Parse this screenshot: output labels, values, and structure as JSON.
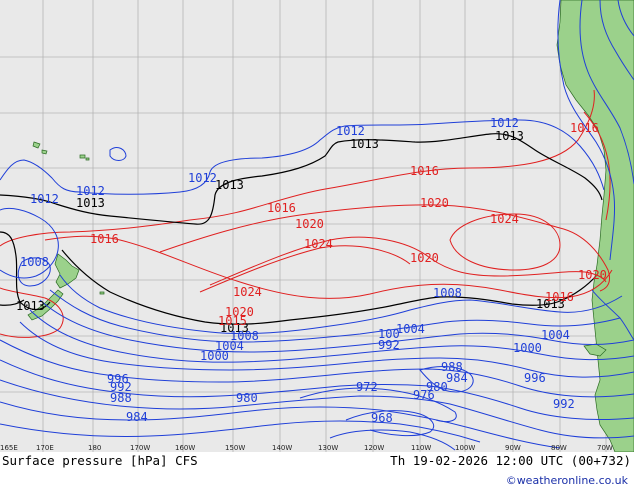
{
  "chart_title": "Surface pressure [hPa] CFS",
  "valid_time": "Th 19-02-2026 12:00 UTC (00+732)",
  "credit": "©weatheronline.co.uk",
  "longitude_labels": [
    "165E",
    "170E",
    "180",
    "170W",
    "160W",
    "150W",
    "140W",
    "130W",
    "120W",
    "110W",
    "100W",
    "90W",
    "80W",
    "70W"
  ],
  "colors": {
    "ocean": "#e9e9e9",
    "land": "#9bd18b",
    "grid": "#b5b5b5",
    "isobar_low": "#1f3fd8",
    "isobar_high": "#e02020",
    "isobar_ref": "#000000"
  },
  "isobar_labels": [
    {
      "text": "1012",
      "kind": "low"
    },
    {
      "text": "1012",
      "kind": "low"
    },
    {
      "text": "1012",
      "kind": "low"
    },
    {
      "text": "1012",
      "kind": "low"
    },
    {
      "text": "1012",
      "kind": "low"
    },
    {
      "text": "1013",
      "kind": "ref"
    },
    {
      "text": "1013",
      "kind": "ref"
    },
    {
      "text": "1013",
      "kind": "ref"
    },
    {
      "text": "1013",
      "kind": "ref"
    },
    {
      "text": "1013",
      "kind": "ref"
    },
    {
      "text": "1013",
      "kind": "ref"
    },
    {
      "text": "1013",
      "kind": "ref"
    },
    {
      "text": "1016",
      "kind": "high"
    },
    {
      "text": "1016",
      "kind": "high"
    },
    {
      "text": "1016",
      "kind": "high"
    },
    {
      "text": "1016",
      "kind": "high"
    },
    {
      "text": "1016",
      "kind": "high"
    },
    {
      "text": "1020",
      "kind": "high"
    },
    {
      "text": "1020",
      "kind": "high"
    },
    {
      "text": "1020",
      "kind": "high"
    },
    {
      "text": "1020",
      "kind": "high"
    },
    {
      "text": "1020",
      "kind": "high"
    },
    {
      "text": "1024",
      "kind": "high"
    },
    {
      "text": "1024",
      "kind": "high"
    },
    {
      "text": "1024",
      "kind": "high"
    },
    {
      "text": "1008",
      "kind": "low"
    },
    {
      "text": "1008",
      "kind": "low"
    },
    {
      "text": "1008",
      "kind": "low"
    },
    {
      "text": "1004",
      "kind": "low"
    },
    {
      "text": "1004",
      "kind": "low"
    },
    {
      "text": "1004",
      "kind": "low"
    },
    {
      "text": "1000",
      "kind": "low"
    },
    {
      "text": "1000",
      "kind": "low"
    },
    {
      "text": "996",
      "kind": "low"
    },
    {
      "text": "996",
      "kind": "low"
    },
    {
      "text": "992",
      "kind": "low"
    },
    {
      "text": "992",
      "kind": "low"
    },
    {
      "text": "988",
      "kind": "low"
    },
    {
      "text": "988",
      "kind": "low"
    },
    {
      "text": "984",
      "kind": "low"
    },
    {
      "text": "984",
      "kind": "low"
    },
    {
      "text": "980",
      "kind": "low"
    },
    {
      "text": "980",
      "kind": "low"
    },
    {
      "text": "976",
      "kind": "low"
    },
    {
      "text": "972",
      "kind": "low"
    },
    {
      "text": "968",
      "kind": "low"
    },
    {
      "text": "1015",
      "kind": "high"
    },
    {
      "text": "100",
      "kind": "low"
    },
    {
      "text": "992",
      "kind": "low"
    }
  ]
}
..............................
### What you need to do
Make an exact copy of all the material, but keep the pictures out of it.

### Task output
Parse this screenshot: output labels, values, and structure as JSON.
{
  "chart_title": "Surface pressure [hPa] CFS",
  "valid_time": "Th 19-02-2026 12:00 UTC (00+732)",
  "credit": "©weatheronline.co.uk",
  "longitude_labels": [
    "165E",
    "170E",
    "180",
    "170W",
    "160W",
    "150W",
    "140W",
    "130W",
    "120W",
    "110W",
    "100W",
    "90W",
    "80W",
    "70W"
  ],
  "colors": {
    "ocean": "#e9e9e9",
    "land": "#9bd18b",
    "grid": "#b5b5b5",
    "isobar_low": "#1f3fd8",
    "isobar_high": "#e02020",
    "isobar_ref": "#000000"
  },
  "isobar_labels": [
    {
      "text": "1012",
      "kind": "low"
    },
    {
      "text": "1012",
      "kind": "low"
    },
    {
      "text": "1012",
      "kind": "low"
    },
    {
      "text": "1012",
      "kind": "low"
    },
    {
      "text": "1012",
      "kind": "low"
    },
    {
      "text": "1013",
      "kind": "ref"
    },
    {
      "text": "1013",
      "kind": "ref"
    },
    {
      "text": "1013",
      "kind": "ref"
    },
    {
      "text": "1013",
      "kind": "ref"
    },
    {
      "text": "1013",
      "kind": "ref"
    },
    {
      "text": "1013",
      "kind": "ref"
    },
    {
      "text": "1013",
      "kind": "ref"
    },
    {
      "text": "1016",
      "kind": "high"
    },
    {
      "text": "1016",
      "kind": "high"
    },
    {
      "text": "1016",
      "kind": "high"
    },
    {
      "text": "1016",
      "kind": "high"
    },
    {
      "text": "1016",
      "kind": "high"
    },
    {
      "text": "1020",
      "kind": "high"
    },
    {
      "text": "1020",
      "kind": "high"
    },
    {
      "text": "1020",
      "kind": "high"
    },
    {
      "text": "1020",
      "kind": "high"
    },
    {
      "text": "1020",
      "kind": "high"
    },
    {
      "text": "1024",
      "kind": "high"
    },
    {
      "text": "1024",
      "kind": "high"
    },
    {
      "text": "1024",
      "kind": "high"
    },
    {
      "text": "1008",
      "kind": "low"
    },
    {
      "text": "1008",
      "kind": "low"
    },
    {
      "text": "1008",
      "kind": "low"
    },
    {
      "text": "1004",
      "kind": "low"
    },
    {
      "text": "1004",
      "kind": "low"
    },
    {
      "text": "1004",
      "kind": "low"
    },
    {
      "text": "1000",
      "kind": "low"
    },
    {
      "text": "1000",
      "kind": "low"
    },
    {
      "text": "996",
      "kind": "low"
    },
    {
      "text": "996",
      "kind": "low"
    },
    {
      "text": "992",
      "kind": "low"
    },
    {
      "text": "992",
      "kind": "low"
    },
    {
      "text": "988",
      "kind": "low"
    },
    {
      "text": "988",
      "kind": "low"
    },
    {
      "text": "984",
      "kind": "low"
    },
    {
      "text": "984",
      "kind": "low"
    },
    {
      "text": "980",
      "kind": "low"
    },
    {
      "text": "980",
      "kind": "low"
    },
    {
      "text": "976",
      "kind": "low"
    },
    {
      "text": "972",
      "kind": "low"
    },
    {
      "text": "968",
      "kind": "low"
    },
    {
      "text": "1015",
      "kind": "high"
    },
    {
      "text": "100",
      "kind": "low"
    },
    {
      "text": "992",
      "kind": "low"
    }
  ]
}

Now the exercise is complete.